--- Given problem ---
Scan the entries below and report only how many lines contain "Good".

** begin Input rows **

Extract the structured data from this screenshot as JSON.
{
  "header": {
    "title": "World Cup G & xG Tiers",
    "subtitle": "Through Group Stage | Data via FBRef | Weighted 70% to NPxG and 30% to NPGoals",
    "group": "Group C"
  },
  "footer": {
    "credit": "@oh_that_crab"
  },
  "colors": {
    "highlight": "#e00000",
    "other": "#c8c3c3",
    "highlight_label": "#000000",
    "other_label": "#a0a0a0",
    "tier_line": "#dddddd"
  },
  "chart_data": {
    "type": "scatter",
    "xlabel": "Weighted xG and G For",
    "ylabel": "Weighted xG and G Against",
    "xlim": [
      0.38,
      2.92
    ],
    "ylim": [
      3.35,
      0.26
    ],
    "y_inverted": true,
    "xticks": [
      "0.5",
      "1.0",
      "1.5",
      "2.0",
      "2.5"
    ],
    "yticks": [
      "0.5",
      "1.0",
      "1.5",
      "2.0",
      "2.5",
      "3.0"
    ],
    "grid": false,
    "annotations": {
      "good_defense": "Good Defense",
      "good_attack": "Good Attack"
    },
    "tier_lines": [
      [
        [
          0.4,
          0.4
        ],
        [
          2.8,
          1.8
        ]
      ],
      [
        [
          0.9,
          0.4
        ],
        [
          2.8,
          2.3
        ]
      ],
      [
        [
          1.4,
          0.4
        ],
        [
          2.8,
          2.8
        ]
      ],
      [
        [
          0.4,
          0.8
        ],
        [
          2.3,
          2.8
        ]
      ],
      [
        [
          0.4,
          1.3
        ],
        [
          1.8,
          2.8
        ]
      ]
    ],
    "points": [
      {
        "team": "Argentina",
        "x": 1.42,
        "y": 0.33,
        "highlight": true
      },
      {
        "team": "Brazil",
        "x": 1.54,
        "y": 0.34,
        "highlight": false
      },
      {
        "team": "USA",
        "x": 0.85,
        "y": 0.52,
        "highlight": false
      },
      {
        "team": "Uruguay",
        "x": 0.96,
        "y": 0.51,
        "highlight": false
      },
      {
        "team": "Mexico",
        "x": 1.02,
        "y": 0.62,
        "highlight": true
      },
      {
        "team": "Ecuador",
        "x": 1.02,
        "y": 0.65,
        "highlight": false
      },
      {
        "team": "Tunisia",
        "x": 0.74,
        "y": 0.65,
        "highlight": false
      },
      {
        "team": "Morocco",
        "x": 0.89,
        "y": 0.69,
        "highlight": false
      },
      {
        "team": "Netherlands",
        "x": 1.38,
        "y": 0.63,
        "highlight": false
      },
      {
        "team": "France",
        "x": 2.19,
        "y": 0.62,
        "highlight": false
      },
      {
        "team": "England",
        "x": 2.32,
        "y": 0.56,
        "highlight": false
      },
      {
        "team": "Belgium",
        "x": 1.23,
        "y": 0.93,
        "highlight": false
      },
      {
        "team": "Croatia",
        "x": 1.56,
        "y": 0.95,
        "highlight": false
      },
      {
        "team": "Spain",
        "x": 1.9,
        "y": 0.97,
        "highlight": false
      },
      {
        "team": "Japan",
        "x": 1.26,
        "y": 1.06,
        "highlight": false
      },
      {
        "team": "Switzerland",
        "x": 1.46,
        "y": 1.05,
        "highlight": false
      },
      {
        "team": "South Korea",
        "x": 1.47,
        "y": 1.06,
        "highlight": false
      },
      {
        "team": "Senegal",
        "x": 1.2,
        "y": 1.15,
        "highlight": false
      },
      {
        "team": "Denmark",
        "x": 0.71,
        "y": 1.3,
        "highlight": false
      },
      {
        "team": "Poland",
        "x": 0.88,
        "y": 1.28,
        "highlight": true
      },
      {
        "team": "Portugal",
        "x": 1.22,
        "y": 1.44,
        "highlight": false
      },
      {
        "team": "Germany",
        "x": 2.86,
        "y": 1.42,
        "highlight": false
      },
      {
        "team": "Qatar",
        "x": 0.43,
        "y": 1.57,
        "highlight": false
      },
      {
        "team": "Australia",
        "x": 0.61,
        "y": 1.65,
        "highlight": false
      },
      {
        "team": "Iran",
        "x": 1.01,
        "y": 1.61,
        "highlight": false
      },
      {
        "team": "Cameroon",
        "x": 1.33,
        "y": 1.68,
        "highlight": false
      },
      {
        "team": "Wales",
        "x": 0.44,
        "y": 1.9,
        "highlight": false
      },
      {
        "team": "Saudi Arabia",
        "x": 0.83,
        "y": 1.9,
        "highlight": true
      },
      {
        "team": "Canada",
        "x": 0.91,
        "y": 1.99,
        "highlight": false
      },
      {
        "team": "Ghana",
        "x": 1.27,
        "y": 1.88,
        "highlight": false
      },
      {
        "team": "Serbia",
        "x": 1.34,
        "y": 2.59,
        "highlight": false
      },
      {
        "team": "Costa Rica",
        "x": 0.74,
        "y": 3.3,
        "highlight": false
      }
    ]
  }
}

** end Input rows **

--- Finished exercise ---
2